- [What is expected]: Search the material below for the string "this" and extract each line that has it.

- [Listing]:
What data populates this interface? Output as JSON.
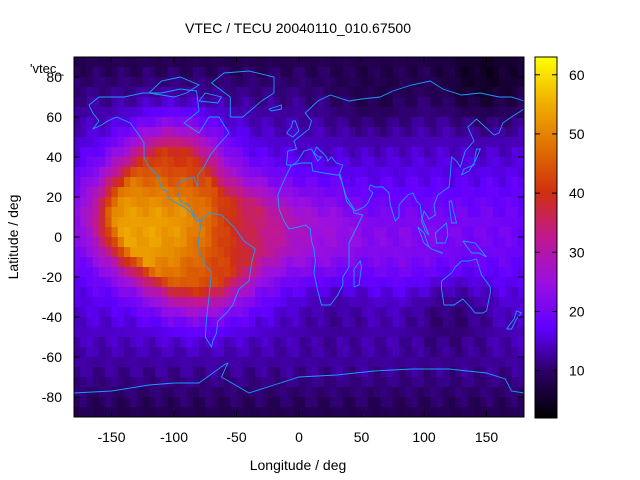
{
  "chart_data": {
    "type": "heatmap",
    "title": "VTEC / TECU 20040110_010.67500",
    "xlabel": "Longitude / deg",
    "ylabel": "Latitude / deg",
    "xlim": [
      -180,
      180
    ],
    "ylim": [
      -90,
      90
    ],
    "x_ticks": [
      -150,
      -100,
      -50,
      0,
      50,
      100,
      150
    ],
    "y_ticks": [
      -80,
      -60,
      -40,
      -20,
      0,
      20,
      40,
      60,
      80
    ],
    "colorbar": {
      "min": 2,
      "max": 63,
      "ticks": [
        10,
        20,
        30,
        40,
        50,
        60
      ]
    },
    "key_label": "'vtec_",
    "grid": false,
    "overlay": "coastlines",
    "field_features": [
      {
        "lon": -100,
        "lat": 5,
        "vtec": 60
      },
      {
        "lon": -125,
        "lat": 10,
        "vtec": 52
      },
      {
        "lon": -80,
        "lat": -15,
        "vtec": 42
      },
      {
        "lon": -100,
        "lat": 35,
        "vtec": 38
      },
      {
        "lon": -40,
        "lat": 5,
        "vtec": 34
      },
      {
        "lon": 20,
        "lat": 0,
        "vtec": 25
      },
      {
        "lon": 90,
        "lat": -5,
        "vtec": 22
      },
      {
        "lon": 150,
        "lat": 0,
        "vtec": 20
      },
      {
        "lon": 30,
        "lat": -40,
        "vtec": 12
      },
      {
        "lon": 120,
        "lat": -40,
        "vtec": 10
      },
      {
        "lon": 60,
        "lat": 75,
        "vtec": 8
      },
      {
        "lon": 150,
        "lat": 80,
        "vtec": 5
      }
    ],
    "colors": {
      "palette": [
        "#000000",
        "#2a0060",
        "#6000ff",
        "#9a10e0",
        "#c01890",
        "#d03010",
        "#e07000",
        "#f0b000",
        "#ffff00"
      ],
      "coastline": "#1a9cff"
    }
  }
}
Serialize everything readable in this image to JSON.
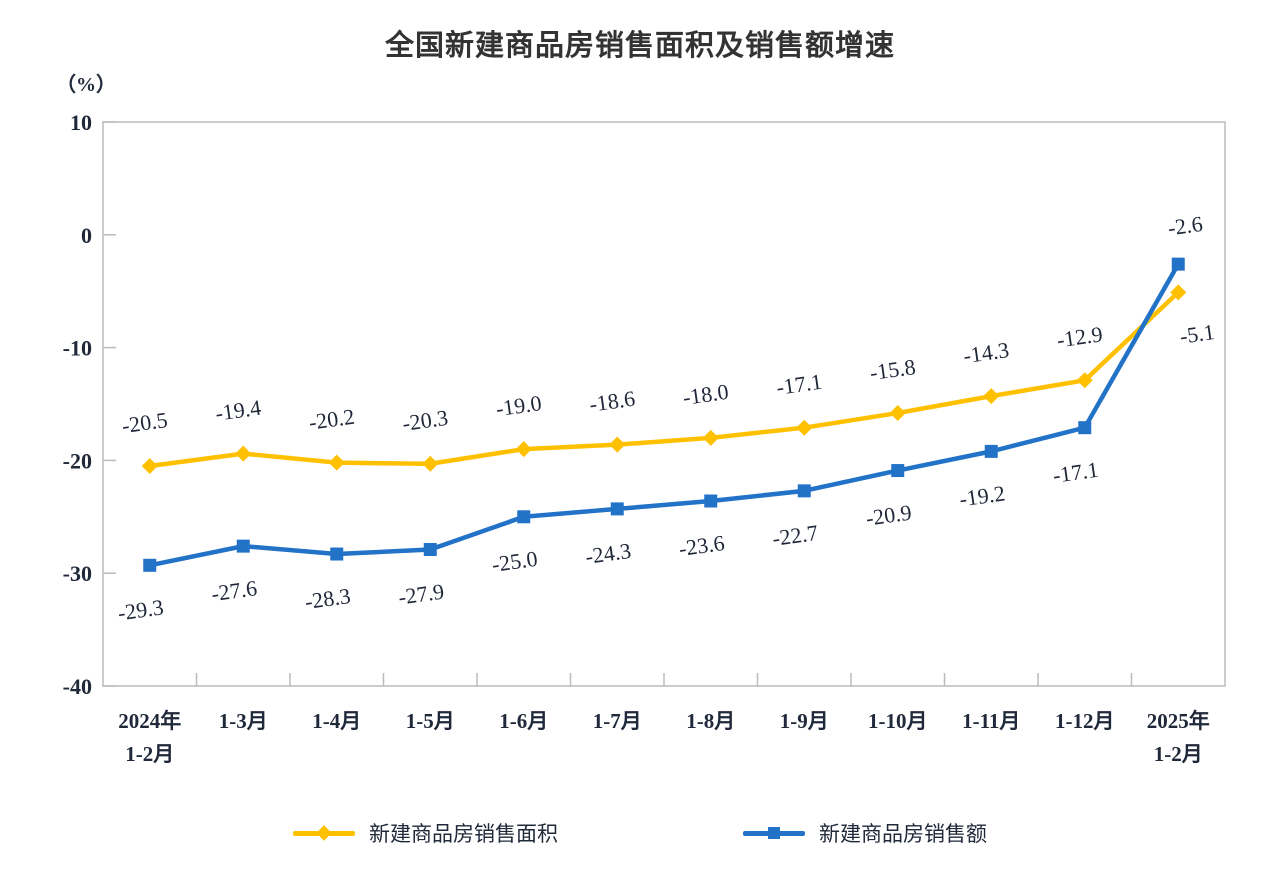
{
  "title": "全国新建商品房销售面积及销售额增速",
  "unit_label": "（%）",
  "colors": {
    "area_series": "#FFC000",
    "value_series": "#2272C8",
    "axis": "#BBBBBB",
    "axis_text": "#20293a",
    "data_label_text": "#1f2637",
    "title_text": "#333333",
    "background": "#FFFFFF"
  },
  "chart_data": {
    "type": "line",
    "title": "全国新建商品房销售面积及销售额增速",
    "unit": "（%）",
    "xlabel": "",
    "ylabel": "（%）",
    "ylim": [
      -40,
      10
    ],
    "yticks": [
      10,
      0,
      -10,
      -20,
      -30,
      -40
    ],
    "grid": false,
    "legend_position": "bottom",
    "categories": [
      "2024年\n1-2月",
      "1-3月",
      "1-4月",
      "1-5月",
      "1-6月",
      "1-7月",
      "1-8月",
      "1-9月",
      "1-10月",
      "1-11月",
      "1-12月",
      "2025年\n1-2月"
    ],
    "series": [
      {
        "name": "新建商品房销售面积",
        "color": "#FFC000",
        "marker": "diamond",
        "values": [
          -20.5,
          -19.4,
          -20.2,
          -20.3,
          -19.0,
          -18.6,
          -18.0,
          -17.1,
          -15.8,
          -14.3,
          -12.9,
          -5.1
        ],
        "labels": [
          "-20.5",
          "-19.4",
          "-20.2",
          "-20.3",
          "-19.0",
          "-18.6",
          "-18.0",
          "-17.1",
          "-15.8",
          "-14.3",
          "-12.9",
          "-5.1"
        ],
        "label_offset": {
          "dx": -4,
          "dy": -36
        },
        "label_overrides": {
          "11": {
            "dx": 20,
            "dy": 49
          }
        }
      },
      {
        "name": "新建商品房销售额",
        "color": "#2272C8",
        "marker": "square",
        "values": [
          -29.3,
          -27.6,
          -28.3,
          -27.9,
          -25.0,
          -24.3,
          -23.6,
          -22.7,
          -20.9,
          -19.2,
          -17.1,
          -2.6
        ],
        "labels": [
          "-29.3",
          "-27.6",
          "-28.3",
          "-27.9",
          "-25.0",
          "-24.3",
          "-23.6",
          "-22.7",
          "-20.9",
          "-19.2",
          "-17.1",
          "-2.6"
        ],
        "label_offset": {
          "dx": -8,
          "dy": 52
        },
        "label_overrides": {
          "11": {
            "dx": 8,
            "dy": -31
          }
        }
      }
    ]
  }
}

- [Task output]:
What data populates this interface? Output as JSON.
Serialize everything readable in this image to JSON.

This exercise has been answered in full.